Can you copy every row below word for word, leaving out the picture?

- _Data rows_:
■ ■ ■ ■ ■ ■ ■

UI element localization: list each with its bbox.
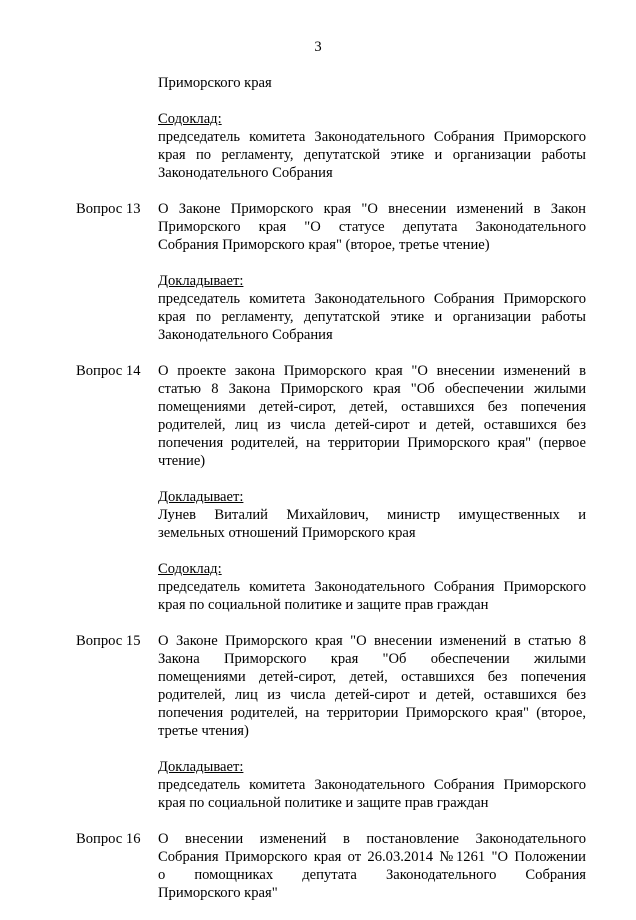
subreport-block xyxy=(158,560,586,614)
continuation-text: Приморского края xyxy=(158,75,272,91)
title-line: Приморского края" xyxy=(158,885,278,901)
item-title xyxy=(158,830,586,902)
title-line: Приморского края "О статусе депутата Законодательного xyxy=(158,219,586,235)
title-line: О Законе Приморского края "О внесении изменений в статью 8 xyxy=(158,633,586,649)
continuation-subreport xyxy=(158,110,586,182)
title-line: О Законе Приморского края "О внесении изменений в Закон xyxy=(158,201,586,217)
subreport-heading: Содоклад: xyxy=(158,561,222,577)
title-line: помещениями детей-сирот, детей, оставшихся без попечения xyxy=(158,399,586,415)
agenda-content xyxy=(76,74,586,920)
reporter-line: председатель комитета Законодательного Собрания Приморского xyxy=(158,777,586,793)
title-line: О проекте закона Приморского края "О внесении изменений в xyxy=(158,363,586,379)
page-number: 3 xyxy=(314,39,322,55)
subreport-line: края по социальной политике и защите прав граждан xyxy=(158,597,489,613)
agenda-item-13 xyxy=(76,200,586,344)
title-line: третье чтения) xyxy=(158,723,249,739)
item-title xyxy=(158,200,586,254)
reporter-line: земельных отношений Приморского края xyxy=(158,525,416,541)
item-title xyxy=(158,362,586,470)
agenda-item-16 xyxy=(76,830,586,902)
subreport-line: Законодательного Собрания xyxy=(158,165,333,181)
reporter-heading: Докладывает: xyxy=(158,759,244,775)
title-line: родителей, лиц из числа детей-сирот и детей, оставшихся без xyxy=(158,417,586,433)
title-line: попечения родителей, на территории Приморского края" (первое xyxy=(158,435,586,451)
title-line: попечения родителей, на территории Приморского края" (второе, xyxy=(158,705,586,721)
title-line: помещениями детей-сирот, детей, оставшихся без попечения xyxy=(158,669,586,685)
item-label: Вопрос 16 xyxy=(76,831,141,847)
item-label: Вопрос 14 xyxy=(76,363,141,379)
reporter-line: Законодательного Собрания xyxy=(158,327,333,343)
subreport-heading: Содоклад: xyxy=(158,111,222,127)
reporter-line: края по регламенту, депутатской этике и организации работы xyxy=(158,309,586,325)
title-line: Собрания Приморского края от 26.03.2014 №1261 "О Положении xyxy=(158,849,586,865)
item-label: Вопрос 13 xyxy=(76,201,141,217)
reporter-block xyxy=(158,488,586,542)
continuation-title xyxy=(158,74,586,92)
subreport-line: края по регламенту, депутатской этике и организации работы xyxy=(158,147,586,163)
reporter-heading: Докладывает: xyxy=(158,489,244,505)
title-line: Собрания Приморского края" (второе, третье чтение) xyxy=(158,237,490,253)
title-line: О внесении изменений в постановление Законодательного xyxy=(158,831,586,847)
reporter-line: председатель комитета Законодательного Собрания Приморского xyxy=(158,291,586,307)
agenda-item-15 xyxy=(76,632,586,812)
title-line: родителей, лиц из числа детей-сирот и детей, оставшихся без xyxy=(158,687,586,703)
item-title xyxy=(158,632,586,740)
item-label: Вопрос 15 xyxy=(76,633,141,649)
reporter-block xyxy=(158,272,586,344)
reporter-line: Лунев Виталий Михайлович, министр имущественных и xyxy=(158,507,586,523)
agenda-item-14 xyxy=(76,362,586,614)
subreport-line: председатель комитета Законодательного Собрания Приморского xyxy=(158,579,586,595)
title-line: о помощниках депутата Законодательного Собрания xyxy=(158,867,586,883)
title-line: статью 8 Закона Приморского края "Об обеспечении жилыми xyxy=(158,381,586,397)
title-line: чтение) xyxy=(158,453,206,469)
reporter-heading: Докладывает: xyxy=(158,273,244,289)
title-line: Закона Приморского края "Об обеспечении жилыми xyxy=(158,651,586,667)
continuation-item xyxy=(76,74,586,182)
reporter-line: края по социальной политике и защите прав граждан xyxy=(158,795,489,811)
subreport-line: председатель комитета Законодательного Собрания Приморского xyxy=(158,129,586,145)
reporter-block xyxy=(158,758,586,812)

■ ■ ■ ■ ■ ■ ■

- _Result for this task_:
UI element localization: list each with its bbox.
subreport-block xyxy=(158,560,586,614)
continuation-text: Приморского края xyxy=(158,75,272,91)
title-line: Приморского края" xyxy=(158,885,278,901)
item-title xyxy=(158,830,586,902)
title-line: Приморского края "О статусе депутата Законодательного xyxy=(158,219,586,235)
title-line: О Законе Приморского края "О внесении изменений в статью 8 xyxy=(158,633,586,649)
continuation-subreport xyxy=(158,110,586,182)
title-line: О Законе Приморского края "О внесении изменений в Закон xyxy=(158,201,586,217)
subreport-heading: Содоклад: xyxy=(158,561,222,577)
title-line: помещениями детей-сирот, детей, оставшихся без попечения xyxy=(158,399,586,415)
agenda-content xyxy=(76,74,586,920)
reporter-line: председатель комитета Законодательного Собрания Приморского xyxy=(158,777,586,793)
title-line: О проекте закона Приморского края "О внесении изменений в xyxy=(158,363,586,379)
page-number: 3 xyxy=(314,39,322,55)
subreport-line: края по социальной политике и защите прав граждан xyxy=(158,597,489,613)
agenda-item-13 xyxy=(76,200,586,344)
title-line: третье чтения) xyxy=(158,723,249,739)
item-title xyxy=(158,200,586,254)
reporter-line: земельных отношений Приморского края xyxy=(158,525,416,541)
item-title xyxy=(158,362,586,470)
agenda-item-16 xyxy=(76,830,586,902)
subreport-line: Законодательного Собрания xyxy=(158,165,333,181)
reporter-heading: Докладывает: xyxy=(158,759,244,775)
title-line: родителей, лиц из числа детей-сирот и детей, оставшихся без xyxy=(158,417,586,433)
title-line: попечения родителей, на территории Приморского края" (первое xyxy=(158,435,586,451)
title-line: попечения родителей, на территории Приморского края" (второе, xyxy=(158,705,586,721)
title-line: помещениями детей-сирот, детей, оставшихся без попечения xyxy=(158,669,586,685)
item-label: Вопрос 16 xyxy=(76,831,141,847)
item-label: Вопрос 14 xyxy=(76,363,141,379)
reporter-line: Законодательного Собрания xyxy=(158,327,333,343)
subreport-heading: Содоклад: xyxy=(158,111,222,127)
reporter-line: края по регламенту, депутатской этике и организации работы xyxy=(158,309,586,325)
title-line: Собрания Приморского края от 26.03.2014 №1261 "О Положении xyxy=(158,849,586,865)
item-label: Вопрос 13 xyxy=(76,201,141,217)
reporter-block xyxy=(158,488,586,542)
continuation-title xyxy=(158,74,586,92)
subreport-line: края по регламенту, депутатской этике и организации работы xyxy=(158,147,586,163)
reporter-heading: Докладывает: xyxy=(158,489,244,505)
title-line: Собрания Приморского края" (второе, третье чтение) xyxy=(158,237,490,253)
title-line: О внесении изменений в постановление Законодательного xyxy=(158,831,586,847)
reporter-line: председатель комитета Законодательного Собрания Приморского xyxy=(158,291,586,307)
agenda-item-15 xyxy=(76,632,586,812)
title-line: родителей, лиц из числа детей-сирот и детей, оставшихся без xyxy=(158,687,586,703)
item-title xyxy=(158,632,586,740)
item-label: Вопрос 15 xyxy=(76,633,141,649)
reporter-block xyxy=(158,272,586,344)
reporter-line: Лунев Виталий Михайлович, министр имущественных и xyxy=(158,507,586,523)
agenda-item-14 xyxy=(76,362,586,614)
subreport-line: председатель комитета Законодательного Собрания Приморского xyxy=(158,579,586,595)
title-line: о помощниках депутата Законодательного Собрания xyxy=(158,867,586,883)
title-line: статью 8 Закона Приморского края "Об обеспечении жилыми xyxy=(158,381,586,397)
title-line: чтение) xyxy=(158,453,206,469)
reporter-heading: Докладывает: xyxy=(158,273,244,289)
title-line: Закона Приморского края "Об обеспечении жилыми xyxy=(158,651,586,667)
continuation-item xyxy=(76,74,586,182)
reporter-line: края по социальной политике и защите прав граждан xyxy=(158,795,489,811)
subreport-line: председатель комитета Законодательного Собрания Приморского xyxy=(158,129,586,145)
reporter-block xyxy=(158,758,586,812)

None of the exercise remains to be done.